> _Written instruction_: Strip the pictures and reproduce the rest of the listing exactly.

> _Input for this task_:
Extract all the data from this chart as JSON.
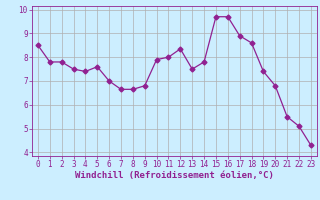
{
  "x": [
    0,
    1,
    2,
    3,
    4,
    5,
    6,
    7,
    8,
    9,
    10,
    11,
    12,
    13,
    14,
    15,
    16,
    17,
    18,
    19,
    20,
    21,
    22,
    23
  ],
  "y": [
    8.5,
    7.8,
    7.8,
    7.5,
    7.4,
    7.6,
    7.0,
    6.65,
    6.65,
    6.8,
    7.9,
    8.0,
    8.35,
    7.5,
    7.8,
    9.7,
    9.7,
    8.9,
    8.6,
    7.4,
    6.8,
    5.5,
    5.1,
    4.3
  ],
  "line_color": "#912191",
  "marker": "D",
  "marker_size": 2.5,
  "bg_color": "#cceeff",
  "grid_color": "#b0b0b0",
  "xlabel": "Windchill (Refroidissement éolien,°C)",
  "xlabel_color": "#912191",
  "ylim": [
    4,
    10
  ],
  "xlim_min": -0.5,
  "xlim_max": 23.5,
  "yticks": [
    4,
    5,
    6,
    7,
    8,
    9,
    10
  ],
  "xticks": [
    0,
    1,
    2,
    3,
    4,
    5,
    6,
    7,
    8,
    9,
    10,
    11,
    12,
    13,
    14,
    15,
    16,
    17,
    18,
    19,
    20,
    21,
    22,
    23
  ],
  "tick_color": "#912191",
  "tick_fontsize": 5.5,
  "xlabel_fontsize": 6.5
}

> _Task answer_:
Extract all the data from this chart as JSON.
{
  "x": [
    0,
    1,
    2,
    3,
    4,
    5,
    6,
    7,
    8,
    9,
    10,
    11,
    12,
    13,
    14,
    15,
    16,
    17,
    18,
    19,
    20,
    21,
    22,
    23
  ],
  "y": [
    8.5,
    7.8,
    7.8,
    7.5,
    7.4,
    7.6,
    7.0,
    6.65,
    6.65,
    6.8,
    7.9,
    8.0,
    8.35,
    7.5,
    7.8,
    9.7,
    9.7,
    8.9,
    8.6,
    7.4,
    6.8,
    5.5,
    5.1,
    4.3
  ],
  "line_color": "#912191",
  "marker": "D",
  "marker_size": 2.5,
  "bg_color": "#cceeff",
  "grid_color": "#b0b0b0",
  "xlabel": "Windchill (Refroidissement éolien,°C)",
  "xlabel_color": "#912191",
  "ylim": [
    4,
    10
  ],
  "xlim_min": -0.5,
  "xlim_max": 23.5,
  "yticks": [
    4,
    5,
    6,
    7,
    8,
    9,
    10
  ],
  "xticks": [
    0,
    1,
    2,
    3,
    4,
    5,
    6,
    7,
    8,
    9,
    10,
    11,
    12,
    13,
    14,
    15,
    16,
    17,
    18,
    19,
    20,
    21,
    22,
    23
  ],
  "tick_color": "#912191",
  "tick_fontsize": 5.5,
  "xlabel_fontsize": 6.5
}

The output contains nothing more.